WHAT THIS TASK INVOLVES
Without pictures, output exactly the lines running from the line containing "Enumerate this chart's" to the end of the listing below.

(Extracted data entries)

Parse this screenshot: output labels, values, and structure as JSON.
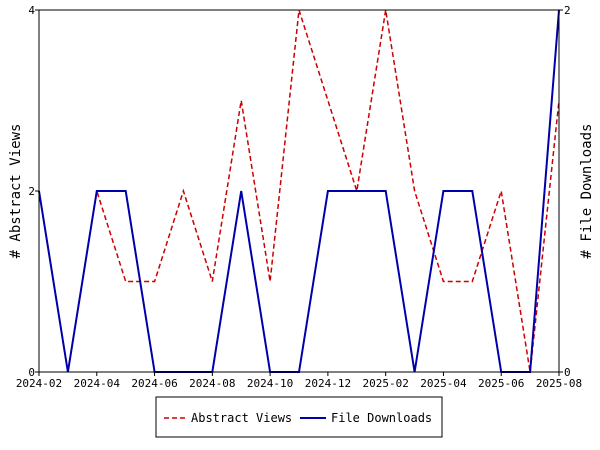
{
  "chart_data": {
    "type": "line",
    "x": [
      "2024-02",
      "2024-03",
      "2024-04",
      "2024-05",
      "2024-06",
      "2024-07",
      "2024-08",
      "2024-09",
      "2024-10",
      "2024-11",
      "2024-12",
      "2025-01",
      "2025-02",
      "2025-03",
      "2025-04",
      "2025-05",
      "2025-06",
      "2025-07",
      "2025-08"
    ],
    "x_ticks": [
      "2024-02",
      "2024-04",
      "2024-06",
      "2024-08",
      "2024-10",
      "2024-12",
      "2025-02",
      "2025-04",
      "2025-06",
      "2025-08"
    ],
    "series": [
      {
        "name": "Abstract Views",
        "axis": "left",
        "color": "#cc0000",
        "dash": "dashed",
        "values": [
          2,
          0,
          2,
          1,
          1,
          2,
          1,
          3,
          1,
          4,
          3,
          2,
          4,
          2,
          1,
          1,
          2,
          0,
          3
        ]
      },
      {
        "name": "File Downloads",
        "axis": "right",
        "color": "#0000aa",
        "dash": "solid",
        "values": [
          1,
          0,
          1,
          1,
          0,
          0,
          0,
          1,
          0,
          0,
          1,
          1,
          1,
          0,
          1,
          1,
          0,
          0,
          2
        ]
      }
    ],
    "ylabel_left": "# Abstract Views",
    "ylabel_right": "# File Downloads",
    "ylim_left": [
      0,
      4
    ],
    "ylim_right": [
      0,
      2
    ],
    "yticks_left": [
      0,
      2,
      4
    ],
    "yticks_right": [
      0,
      2
    ],
    "grid": false,
    "legend_position": "bottom-center"
  }
}
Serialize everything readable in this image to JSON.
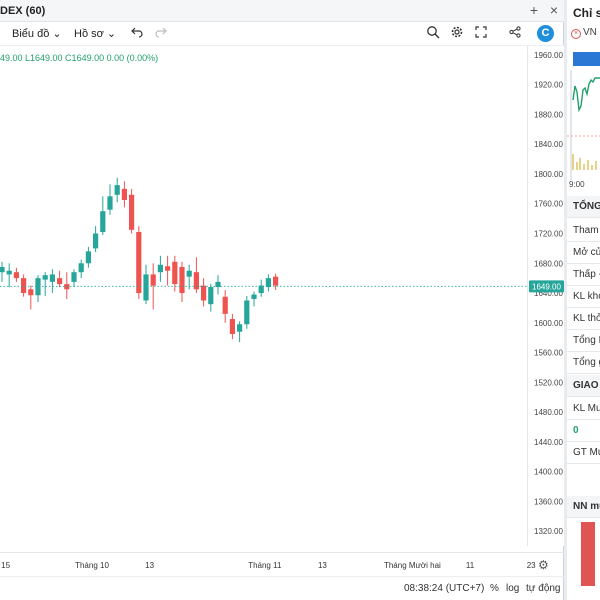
{
  "window": {
    "title": "DEX (60)",
    "add_label": "+",
    "close_label": "×"
  },
  "toolbar": {
    "chart_label": "Biểu đồ",
    "profile_label": "Hồ sơ",
    "chevron": "⌄",
    "undo_icon": "undo-icon",
    "redo_icon": "redo-icon"
  },
  "ohlc": {
    "text": "49.00  L1649.00  C1649.00  0.00 (0.00%)"
  },
  "chart_data": {
    "type": "candlestick",
    "y_ticks": [
      1960,
      1920,
      1880,
      1840,
      1800,
      1760,
      1720,
      1680,
      1640,
      1600,
      1560,
      1520,
      1480,
      1440,
      1400,
      1360,
      1320
    ],
    "ylim": [
      1300,
      1972
    ],
    "last_price": "1649.00",
    "last_price_value": 1649,
    "x_ticks": [
      {
        "label": "15",
        "i": 0.5
      },
      {
        "label": "Tháng 10",
        "i": 12.5
      },
      {
        "label": "13",
        "i": 20.5
      },
      {
        "label": "Tháng 11",
        "i": 36.5
      },
      {
        "label": "13",
        "i": 44.5
      },
      {
        "label": "Tháng Mười hai",
        "i": 57
      },
      {
        "label": "11",
        "i": 65
      },
      {
        "label": "23",
        "i": 73.5
      }
    ],
    "candles": [
      {
        "o": 1668,
        "h": 1682,
        "l": 1655,
        "c": 1675
      },
      {
        "o": 1665,
        "h": 1680,
        "l": 1648,
        "c": 1670
      },
      {
        "o": 1668,
        "h": 1674,
        "l": 1655,
        "c": 1660
      },
      {
        "o": 1660,
        "h": 1665,
        "l": 1635,
        "c": 1640
      },
      {
        "o": 1645,
        "h": 1650,
        "l": 1618,
        "c": 1637
      },
      {
        "o": 1637,
        "h": 1664,
        "l": 1628,
        "c": 1660
      },
      {
        "o": 1658,
        "h": 1668,
        "l": 1636,
        "c": 1664
      },
      {
        "o": 1655,
        "h": 1672,
        "l": 1640,
        "c": 1665
      },
      {
        "o": 1660,
        "h": 1670,
        "l": 1648,
        "c": 1652
      },
      {
        "o": 1652,
        "h": 1668,
        "l": 1632,
        "c": 1645
      },
      {
        "o": 1655,
        "h": 1672,
        "l": 1648,
        "c": 1668
      },
      {
        "o": 1668,
        "h": 1685,
        "l": 1660,
        "c": 1680
      },
      {
        "o": 1680,
        "h": 1702,
        "l": 1674,
        "c": 1696
      },
      {
        "o": 1700,
        "h": 1730,
        "l": 1695,
        "c": 1720
      },
      {
        "o": 1722,
        "h": 1770,
        "l": 1718,
        "c": 1750
      },
      {
        "o": 1752,
        "h": 1786,
        "l": 1745,
        "c": 1770
      },
      {
        "o": 1772,
        "h": 1795,
        "l": 1762,
        "c": 1785
      },
      {
        "o": 1780,
        "h": 1790,
        "l": 1755,
        "c": 1765
      },
      {
        "o": 1772,
        "h": 1780,
        "l": 1720,
        "c": 1725
      },
      {
        "o": 1722,
        "h": 1730,
        "l": 1632,
        "c": 1640
      },
      {
        "o": 1630,
        "h": 1678,
        "l": 1625,
        "c": 1665
      },
      {
        "o": 1665,
        "h": 1680,
        "l": 1618,
        "c": 1650
      },
      {
        "o": 1668,
        "h": 1690,
        "l": 1655,
        "c": 1678
      },
      {
        "o": 1676,
        "h": 1690,
        "l": 1650,
        "c": 1670
      },
      {
        "o": 1682,
        "h": 1690,
        "l": 1642,
        "c": 1652
      },
      {
        "o": 1675,
        "h": 1682,
        "l": 1628,
        "c": 1640
      },
      {
        "o": 1662,
        "h": 1678,
        "l": 1645,
        "c": 1670
      },
      {
        "o": 1668,
        "h": 1688,
        "l": 1640,
        "c": 1645
      },
      {
        "o": 1650,
        "h": 1660,
        "l": 1622,
        "c": 1630
      },
      {
        "o": 1625,
        "h": 1652,
        "l": 1615,
        "c": 1648
      },
      {
        "o": 1648,
        "h": 1664,
        "l": 1638,
        "c": 1655
      },
      {
        "o": 1635,
        "h": 1644,
        "l": 1600,
        "c": 1612
      },
      {
        "o": 1605,
        "h": 1612,
        "l": 1578,
        "c": 1585
      },
      {
        "o": 1588,
        "h": 1602,
        "l": 1574,
        "c": 1598
      },
      {
        "o": 1598,
        "h": 1636,
        "l": 1592,
        "c": 1630
      },
      {
        "o": 1632,
        "h": 1642,
        "l": 1622,
        "c": 1638
      },
      {
        "o": 1640,
        "h": 1658,
        "l": 1635,
        "c": 1650
      },
      {
        "o": 1648,
        "h": 1665,
        "l": 1642,
        "c": 1660
      },
      {
        "o": 1662,
        "h": 1666,
        "l": 1644,
        "c": 1650
      }
    ]
  },
  "xaxis": {
    "settings_icon": "gear-icon"
  },
  "status": {
    "time": "08:38:24 (UTC+7)",
    "percent": "%",
    "log": "log",
    "auto": "tự động"
  },
  "side": {
    "header": "Chỉ số",
    "index_name": "VN",
    "time_label": "9:00",
    "rows": [
      {
        "label": "TỔNG",
        "style": "bold"
      },
      {
        "label": "Tham c",
        "style": ""
      },
      {
        "label": "Mở cửa",
        "style": ""
      },
      {
        "label": "Thấp -",
        "style": ""
      },
      {
        "label": "KL khớ",
        "style": ""
      },
      {
        "label": "KL thỏa",
        "style": ""
      },
      {
        "label": "Tổng K",
        "style": ""
      },
      {
        "label": "Tổng g",
        "style": ""
      },
      {
        "label": "GIAO",
        "style": "bold"
      },
      {
        "label": "KL Mua",
        "style": ""
      },
      {
        "label": "0",
        "style": "green"
      },
      {
        "label": "GT Mu",
        "style": ""
      }
    ],
    "foreign_label": "NN mu"
  },
  "colors": {
    "up": "#26a69a",
    "down": "#ef5350",
    "up_text": "#22a06b",
    "price_tag": "#26a69a",
    "accent": "#2a77d4"
  }
}
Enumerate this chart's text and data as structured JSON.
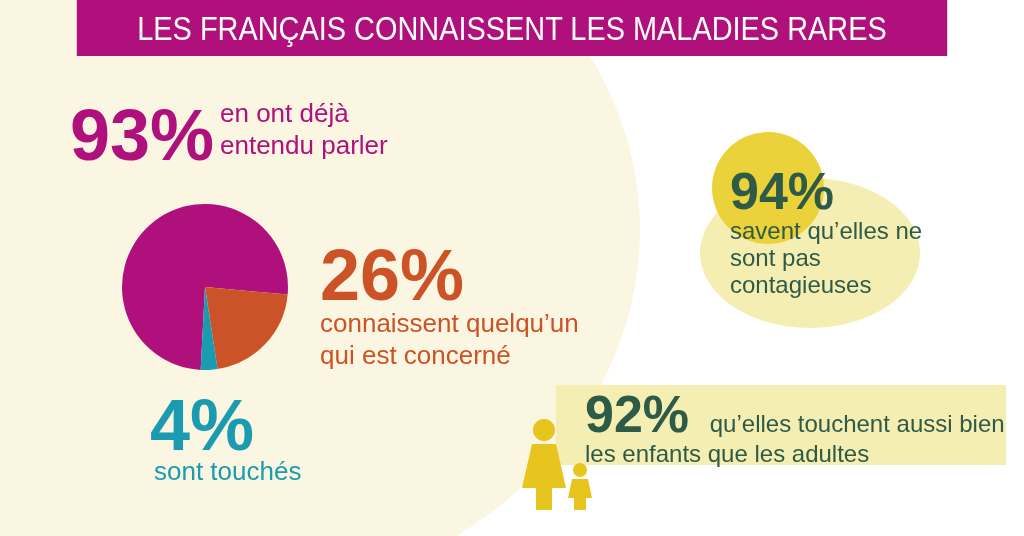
{
  "chart_data": {
    "type": "pie",
    "title": "LES FRANÇAIS CONNAISSENT LES MALADIES RARES",
    "categories": [
      "en ont déjà entendu parler",
      "connaissent quelqu’un qui est concerné",
      "sont touchés"
    ],
    "values": [
      93,
      26,
      4
    ],
    "colors": [
      "#b0107c",
      "#cc5327",
      "#1a9bb0"
    ],
    "value_labels": [
      "93%",
      "26%",
      "4%"
    ],
    "legend": false,
    "annotations": [
      "94% savent qu’elles ne sont pas contagieuses",
      "92% qu’elles touchent aussi bien les enfants que les adultes"
    ]
  }
}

FULL ANSWER
Enumerate this chart's text and data as structured JSON.
{
  "chart_data": {
    "type": "pie",
    "title": "LES FRANÇAIS CONNAISSENT LES MALADIES RARES",
    "categories": [
      "en ont déjà entendu parler",
      "connaissent quelqu’un qui est concerné",
      "sont touchés"
    ],
    "values": [
      93,
      26,
      4
    ],
    "colors": [
      "#b0107c",
      "#cc5327",
      "#1a9bb0"
    ],
    "value_labels": [
      "93%",
      "26%",
      "4%"
    ],
    "legend": false,
    "annotations": [
      "94% savent qu’elles ne sont pas contagieuses",
      "92% qu’elles touchent aussi bien les enfants que les adultes"
    ]
  }
}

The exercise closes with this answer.